==== Texto para análise

Uma ala do PSD em São Paulo está organizando esforços para apresentar uma candidatura própria ao Senado, ou, alternativamente, para apoiar o deputado federal Ricardo Salles, que é pré-candidato pelo partido Novo. A movimentação é liderada pelo deputado Saulo Pedroso e surge como uma resposta à exclusão do PSD na chapa majoritária do governador Tarcísio de Freitas, do Republicanos.

O deputado Pedroso destacou a insatisfação com a situação atual, explicando que, como contrapartida ao tratamento recebido de outros partidos como PL, União Brasil e Republicanos, o PSD pretende lançar um candidato ao Senado ou juntar seus recursos de campanha ao apoio a Salles. "Estamos fazendo um movimento para que a gente, de duas uma, lançar um senador pelo PSD ou pegar nosso tempo de TV e coligar com o Salles", afirmou.

========
==== Dados disponíveis

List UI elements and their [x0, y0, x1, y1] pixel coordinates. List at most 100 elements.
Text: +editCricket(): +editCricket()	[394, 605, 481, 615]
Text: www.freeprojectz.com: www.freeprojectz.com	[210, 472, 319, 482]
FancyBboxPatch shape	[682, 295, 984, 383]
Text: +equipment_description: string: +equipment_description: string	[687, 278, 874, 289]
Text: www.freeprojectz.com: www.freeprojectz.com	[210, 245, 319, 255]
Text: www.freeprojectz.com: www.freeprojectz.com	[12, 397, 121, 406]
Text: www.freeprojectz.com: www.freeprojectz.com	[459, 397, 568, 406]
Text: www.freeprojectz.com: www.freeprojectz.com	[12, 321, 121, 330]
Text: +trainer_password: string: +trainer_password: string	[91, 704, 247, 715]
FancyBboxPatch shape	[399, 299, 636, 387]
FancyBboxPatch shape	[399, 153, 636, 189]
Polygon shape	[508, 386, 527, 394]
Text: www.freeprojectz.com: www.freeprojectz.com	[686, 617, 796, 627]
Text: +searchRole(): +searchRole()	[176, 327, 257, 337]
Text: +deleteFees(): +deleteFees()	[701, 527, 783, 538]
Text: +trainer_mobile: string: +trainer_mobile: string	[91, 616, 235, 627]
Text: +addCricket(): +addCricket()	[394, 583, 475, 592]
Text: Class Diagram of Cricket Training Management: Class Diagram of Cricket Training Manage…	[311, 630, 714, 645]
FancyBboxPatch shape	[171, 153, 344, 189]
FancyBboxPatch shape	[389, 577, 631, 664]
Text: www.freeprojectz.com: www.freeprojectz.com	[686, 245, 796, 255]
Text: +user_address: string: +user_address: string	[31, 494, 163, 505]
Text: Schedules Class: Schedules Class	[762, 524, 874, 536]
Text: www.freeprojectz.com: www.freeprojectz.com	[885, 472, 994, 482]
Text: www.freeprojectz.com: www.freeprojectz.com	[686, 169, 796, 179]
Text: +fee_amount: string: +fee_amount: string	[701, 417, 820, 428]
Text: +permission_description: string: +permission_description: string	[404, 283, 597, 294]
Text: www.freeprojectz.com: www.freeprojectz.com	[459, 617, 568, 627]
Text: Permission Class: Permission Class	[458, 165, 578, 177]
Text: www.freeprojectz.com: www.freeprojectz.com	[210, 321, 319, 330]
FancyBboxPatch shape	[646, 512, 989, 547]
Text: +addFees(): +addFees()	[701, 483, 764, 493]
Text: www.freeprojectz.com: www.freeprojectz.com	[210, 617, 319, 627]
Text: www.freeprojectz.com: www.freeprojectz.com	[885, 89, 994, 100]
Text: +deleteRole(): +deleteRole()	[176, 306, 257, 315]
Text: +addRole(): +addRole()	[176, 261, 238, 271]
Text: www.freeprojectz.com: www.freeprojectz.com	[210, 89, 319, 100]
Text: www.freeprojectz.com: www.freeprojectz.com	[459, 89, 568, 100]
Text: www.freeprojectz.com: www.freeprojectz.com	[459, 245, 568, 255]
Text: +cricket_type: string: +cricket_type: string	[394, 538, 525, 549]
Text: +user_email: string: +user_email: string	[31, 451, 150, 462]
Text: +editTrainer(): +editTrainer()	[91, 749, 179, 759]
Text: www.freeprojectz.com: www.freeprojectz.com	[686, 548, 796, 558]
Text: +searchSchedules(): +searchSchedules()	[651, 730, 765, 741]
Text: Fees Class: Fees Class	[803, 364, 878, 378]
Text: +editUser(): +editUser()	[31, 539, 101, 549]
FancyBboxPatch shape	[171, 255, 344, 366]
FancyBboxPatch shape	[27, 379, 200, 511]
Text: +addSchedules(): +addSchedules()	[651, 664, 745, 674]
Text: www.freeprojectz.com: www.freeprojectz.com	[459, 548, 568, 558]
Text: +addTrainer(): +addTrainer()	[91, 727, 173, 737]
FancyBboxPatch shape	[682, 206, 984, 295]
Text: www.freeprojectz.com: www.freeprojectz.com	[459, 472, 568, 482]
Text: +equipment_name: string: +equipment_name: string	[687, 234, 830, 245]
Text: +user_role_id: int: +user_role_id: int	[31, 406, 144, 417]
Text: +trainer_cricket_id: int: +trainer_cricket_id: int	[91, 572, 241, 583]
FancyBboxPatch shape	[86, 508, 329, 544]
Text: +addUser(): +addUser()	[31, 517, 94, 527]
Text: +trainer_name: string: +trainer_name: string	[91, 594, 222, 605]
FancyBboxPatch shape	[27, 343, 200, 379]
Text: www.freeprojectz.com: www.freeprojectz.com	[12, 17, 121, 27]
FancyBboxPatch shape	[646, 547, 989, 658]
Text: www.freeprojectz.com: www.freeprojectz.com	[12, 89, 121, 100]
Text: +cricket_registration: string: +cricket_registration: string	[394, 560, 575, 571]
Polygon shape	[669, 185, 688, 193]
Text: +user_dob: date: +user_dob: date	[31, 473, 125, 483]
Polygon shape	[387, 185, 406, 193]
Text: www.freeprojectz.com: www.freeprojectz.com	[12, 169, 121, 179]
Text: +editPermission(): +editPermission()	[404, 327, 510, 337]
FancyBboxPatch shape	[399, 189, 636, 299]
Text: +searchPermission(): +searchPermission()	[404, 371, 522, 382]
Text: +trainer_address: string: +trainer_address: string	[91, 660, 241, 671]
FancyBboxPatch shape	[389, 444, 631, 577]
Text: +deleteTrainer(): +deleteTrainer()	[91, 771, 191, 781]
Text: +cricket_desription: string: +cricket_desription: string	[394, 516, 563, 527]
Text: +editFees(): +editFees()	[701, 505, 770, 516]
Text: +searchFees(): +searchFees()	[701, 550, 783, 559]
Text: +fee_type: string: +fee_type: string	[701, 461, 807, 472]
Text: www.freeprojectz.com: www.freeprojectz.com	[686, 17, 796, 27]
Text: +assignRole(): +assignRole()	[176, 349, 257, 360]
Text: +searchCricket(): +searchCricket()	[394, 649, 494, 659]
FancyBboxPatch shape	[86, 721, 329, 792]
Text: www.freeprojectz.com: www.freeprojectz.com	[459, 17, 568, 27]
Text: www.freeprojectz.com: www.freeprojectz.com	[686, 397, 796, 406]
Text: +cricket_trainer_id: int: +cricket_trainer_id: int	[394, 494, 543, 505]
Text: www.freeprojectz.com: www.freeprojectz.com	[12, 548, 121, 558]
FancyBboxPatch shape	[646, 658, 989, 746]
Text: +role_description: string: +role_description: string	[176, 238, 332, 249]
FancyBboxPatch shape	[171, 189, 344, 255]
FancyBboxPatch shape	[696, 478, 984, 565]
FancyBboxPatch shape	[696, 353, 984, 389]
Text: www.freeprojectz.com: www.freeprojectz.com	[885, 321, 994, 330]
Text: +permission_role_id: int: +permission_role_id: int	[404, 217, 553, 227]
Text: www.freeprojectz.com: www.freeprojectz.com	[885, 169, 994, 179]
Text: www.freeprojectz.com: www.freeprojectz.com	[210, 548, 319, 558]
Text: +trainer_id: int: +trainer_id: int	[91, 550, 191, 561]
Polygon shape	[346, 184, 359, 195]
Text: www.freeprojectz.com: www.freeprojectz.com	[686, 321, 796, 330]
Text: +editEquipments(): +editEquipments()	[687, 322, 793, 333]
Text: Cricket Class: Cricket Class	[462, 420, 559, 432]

========

Ações necessárias>
• A. Responda com base na notícia sobre o PSD:
(i) Quem lidera a movimentação dentro do PSD?
(ii) A que partido pertence o governador Tarcísio de Freitas?
(iii) Segundo Pedroso, o que o PSD juntaria ao apoio a Salles?
• B. Reescreva o trecho da notícia sobre o PSD entre "Uma ala do PSD" e "Freitas, do Republicanos.", inclusive, trocando "movimentação" por "articulação".
• C. Como fica em inglês esta frase da notícia sobre o PSD: "A movimentação é liderada pelo deputado Saulo Pedroso e surge como uma resposta à exclusão do PSD na chapa majoritária do governador Tarcísio de Freitas, do Republicanos."?

Respostas por tarefa>
• A.
(i) O deputado Saulo Pedroso.
(ii) Ao Republicanos.
(iii) Seus recursos de campanha, incluindo o tempo de TV.

• B.
Uma ala do PSD em São Paulo está organizando esforços para apresentar uma candidatura própria ao Senado, ou, alternativamente, para apoiar o deputado federal Ricardo Salles, que é pré-candidato pelo partido Novo. A articulação é liderada pelo deputado Saulo Pedroso e surge como uma resposta à exclusão do PSD na chapa majoritária do governador Tarcísio de Freitas, do Republicanos.

• C. The movement is led by Deputy Saulo Pedroso and comes as a response to the PSD's exclusion from the majority ticket of Governor Tarcísio de Freitas, of the Republicanos.